** Your objective **
Restate the data exactly as given and keep the pictures out.

** Record list **
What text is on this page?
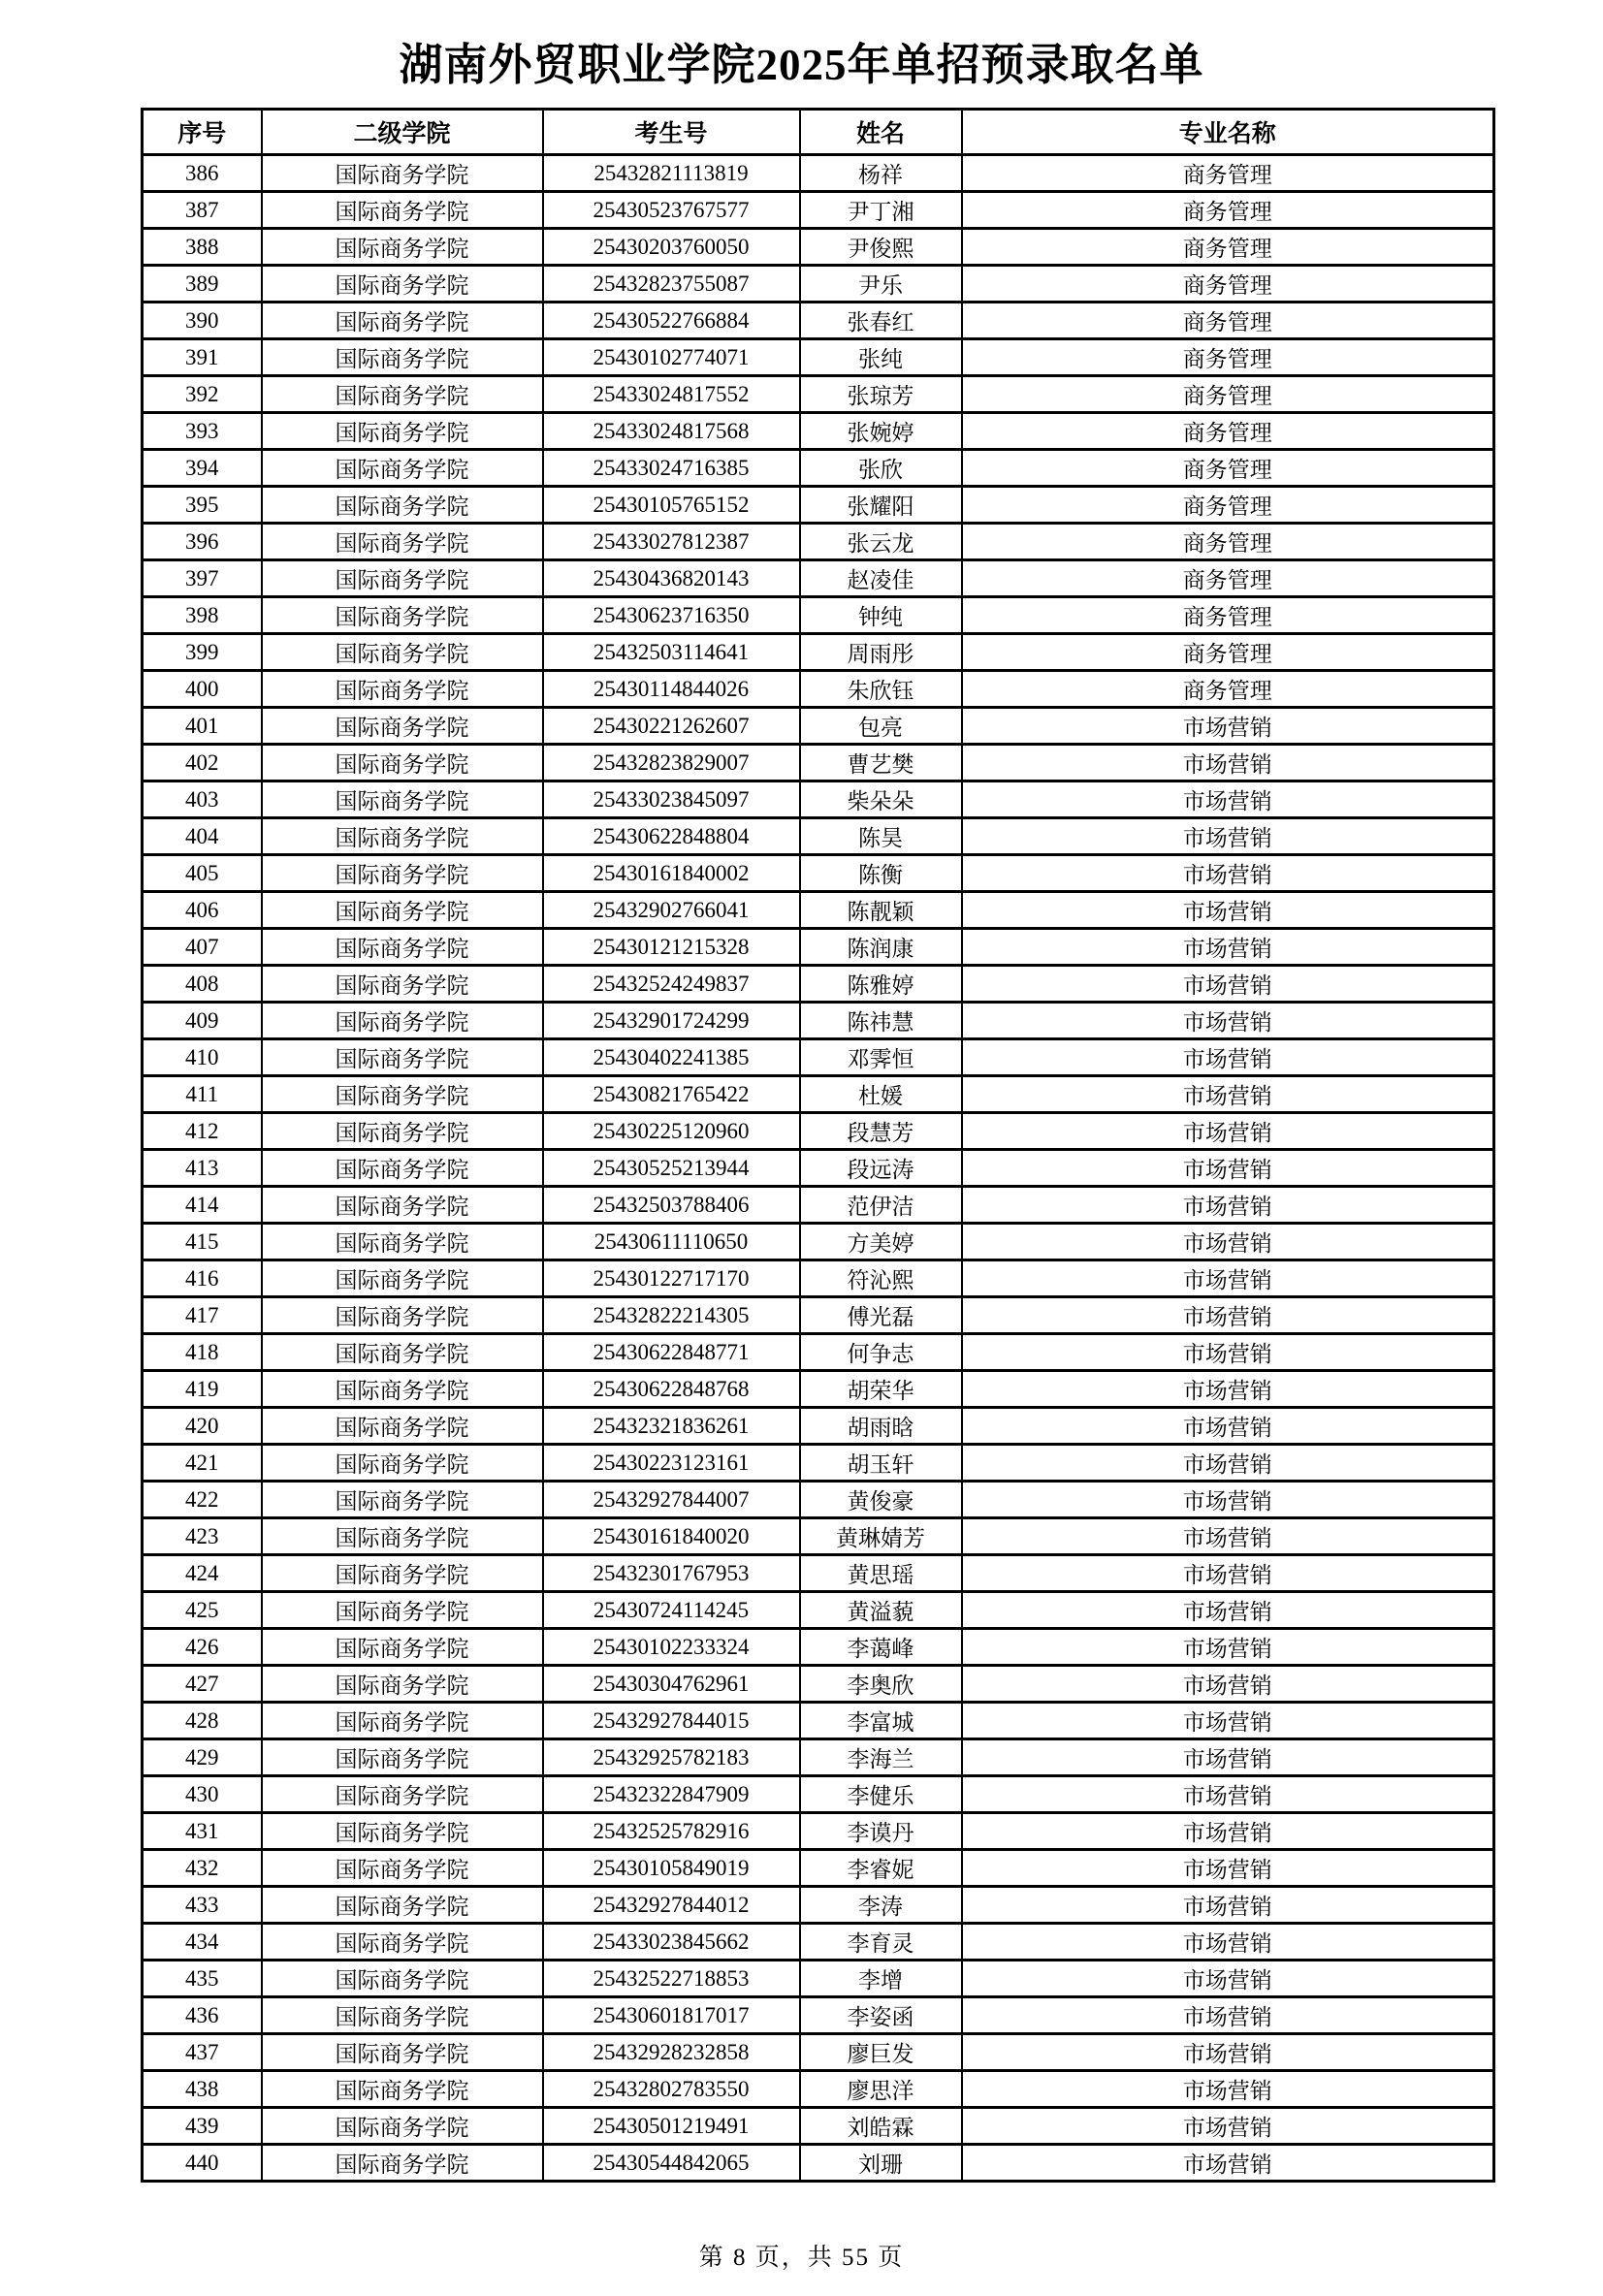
湖南外贸职业学院2025年单招预录取名单
序号	二级学院	考生号	姓名	专业名称
386	国际商务学院	25432821113819	杨祥	商务管理
387	国际商务学院	25430523767577	尹丁湘	商务管理
388	国际商务学院	25430203760050	尹俊熙	商务管理
389	国际商务学院	25432823755087	尹乐	商务管理
390	国际商务学院	25430522766884	张春红	商务管理
391	国际商务学院	25430102774071	张纯	商务管理
392	国际商务学院	25433024817552	张琼芳	商务管理
393	国际商务学院	25433024817568	张婉婷	商务管理
394	国际商务学院	25433024716385	张欣	商务管理
395	国际商务学院	25430105765152	张耀阳	商务管理
396	国际商务学院	25433027812387	张云龙	商务管理
397	国际商务学院	25430436820143	赵凌佳	商务管理
398	国际商务学院	25430623716350	钟纯	商务管理
399	国际商务学院	25432503114641	周雨彤	商务管理
400	国际商务学院	25430114844026	朱欣钰	商务管理
401	国际商务学院	25430221262607	包亮	市场营销
402	国际商务学院	25432823829007	曹艺樊	市场营销
403	国际商务学院	25433023845097	柴朵朵	市场营销
404	国际商务学院	25430622848804	陈昊	市场营销
405	国际商务学院	25430161840002	陈衡	市场营销
406	国际商务学院	25432902766041	陈靓颖	市场营销
407	国际商务学院	25430121215328	陈润康	市场营销
408	国际商务学院	25432524249837	陈雅婷	市场营销
409	国际商务学院	25432901724299	陈祎慧	市场营销
410	国际商务学院	25430402241385	邓霁恒	市场营销
411	国际商务学院	25430821765422	杜媛	市场营销
412	国际商务学院	25430225120960	段慧芳	市场营销
413	国际商务学院	25430525213944	段远涛	市场营销
414	国际商务学院	25432503788406	范伊洁	市场营销
415	国际商务学院	25430611110650	方美婷	市场营销
416	国际商务学院	25430122717170	符沁熙	市场营销
417	国际商务学院	25432822214305	傅光磊	市场营销
418	国际商务学院	25430622848771	何争志	市场营销
419	国际商务学院	25430622848768	胡荣华	市场营销
420	国际商务学院	25432321836261	胡雨晗	市场营销
421	国际商务学院	25430223123161	胡玉轩	市场营销
422	国际商务学院	25432927844007	黄俊豪	市场营销
423	国际商务学院	25430161840020	黄琳婧芳	市场营销
424	国际商务学院	25432301767953	黄思瑶	市场营销
425	国际商务学院	25430724114245	黄溢藐	市场营销
426	国际商务学院	25430102233324	李蔼峰	市场营销
427	国际商务学院	25430304762961	李奥欣	市场营销
428	国际商务学院	25432927844015	李富城	市场营销
429	国际商务学院	25432925782183	李海兰	市场营销
430	国际商务学院	25432322847909	李健乐	市场营销
431	国际商务学院	25432525782916	李谟丹	市场营销
432	国际商务学院	25430105849019	李睿妮	市场营销
433	国际商务学院	25432927844012	李涛	市场营销
434	国际商务学院	25433023845662	李育灵	市场营销
435	国际商务学院	25432522718853	李增	市场营销
436	国际商务学院	25430601817017	李姿函	市场营销
437	国际商务学院	25432928232858	廖巨发	市场营销
438	国际商务学院	25432802783550	廖思洋	市场营销
439	国际商务学院	25430501219491	刘皓霖	市场营销
440	国际商务学院	25430544842065	刘珊	市场营销
第 8 页，共 55 页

** Expected answer **
What text is on this page?
湖南外贸职业学院2025年单招预录取名单
序号	二级学院	考生号	姓名	专业名称
386	国际商务学院	25432821113819	杨祥	商务管理
387	国际商务学院	25430523767577	尹丁湘	商务管理
388	国际商务学院	25430203760050	尹俊熙	商务管理
389	国际商务学院	25432823755087	尹乐	商务管理
390	国际商务学院	25430522766884	张春红	商务管理
391	国际商务学院	25430102774071	张纯	商务管理
392	国际商务学院	25433024817552	张琼芳	商务管理
393	国际商务学院	25433024817568	张婉婷	商务管理
394	国际商务学院	25433024716385	张欣	商务管理
395	国际商务学院	25430105765152	张耀阳	商务管理
396	国际商务学院	25433027812387	张云龙	商务管理
397	国际商务学院	25430436820143	赵凌佳	商务管理
398	国际商务学院	25430623716350	钟纯	商务管理
399	国际商务学院	25432503114641	周雨彤	商务管理
400	国际商务学院	25430114844026	朱欣钰	商务管理
401	国际商务学院	25430221262607	包亮	市场营销
402	国际商务学院	25432823829007	曹艺樊	市场营销
403	国际商务学院	25433023845097	柴朵朵	市场营销
404	国际商务学院	25430622848804	陈昊	市场营销
405	国际商务学院	25430161840002	陈衡	市场营销
406	国际商务学院	25432902766041	陈靓颖	市场营销
407	国际商务学院	25430121215328	陈润康	市场营销
408	国际商务学院	25432524249837	陈雅婷	市场营销
409	国际商务学院	25432901724299	陈祎慧	市场营销
410	国际商务学院	25430402241385	邓霁恒	市场营销
411	国际商务学院	25430821765422	杜媛	市场营销
412	国际商务学院	25430225120960	段慧芳	市场营销
413	国际商务学院	25430525213944	段远涛	市场营销
414	国际商务学院	25432503788406	范伊洁	市场营销
415	国际商务学院	25430611110650	方美婷	市场营销
416	国际商务学院	25430122717170	符沁熙	市场营销
417	国际商务学院	25432822214305	傅光磊	市场营销
418	国际商务学院	25430622848771	何争志	市场营销
419	国际商务学院	25430622848768	胡荣华	市场营销
420	国际商务学院	25432321836261	胡雨晗	市场营销
421	国际商务学院	25430223123161	胡玉轩	市场营销
422	国际商务学院	25432927844007	黄俊豪	市场营销
423	国际商务学院	25430161840020	黄琳婧芳	市场营销
424	国际商务学院	25432301767953	黄思瑶	市场营销
425	国际商务学院	25430724114245	黄溢藐	市场营销
426	国际商务学院	25430102233324	李蔼峰	市场营销
427	国际商务学院	25430304762961	李奥欣	市场营销
428	国际商务学院	25432927844015	李富城	市场营销
429	国际商务学院	25432925782183	李海兰	市场营销
430	国际商务学院	25432322847909	李健乐	市场营销
431	国际商务学院	25432525782916	李谟丹	市场营销
432	国际商务学院	25430105849019	李睿妮	市场营销
433	国际商务学院	25432927844012	李涛	市场营销
434	国际商务学院	25433023845662	李育灵	市场营销
435	国际商务学院	25432522718853	李增	市场营销
436	国际商务学院	25430601817017	李姿函	市场营销
437	国际商务学院	25432928232858	廖巨发	市场营销
438	国际商务学院	25432802783550	廖思洋	市场营销
439	国际商务学院	25430501219491	刘皓霖	市场营销
440	国际商务学院	25430544842065	刘珊	市场营销
第 8 页，共 55 页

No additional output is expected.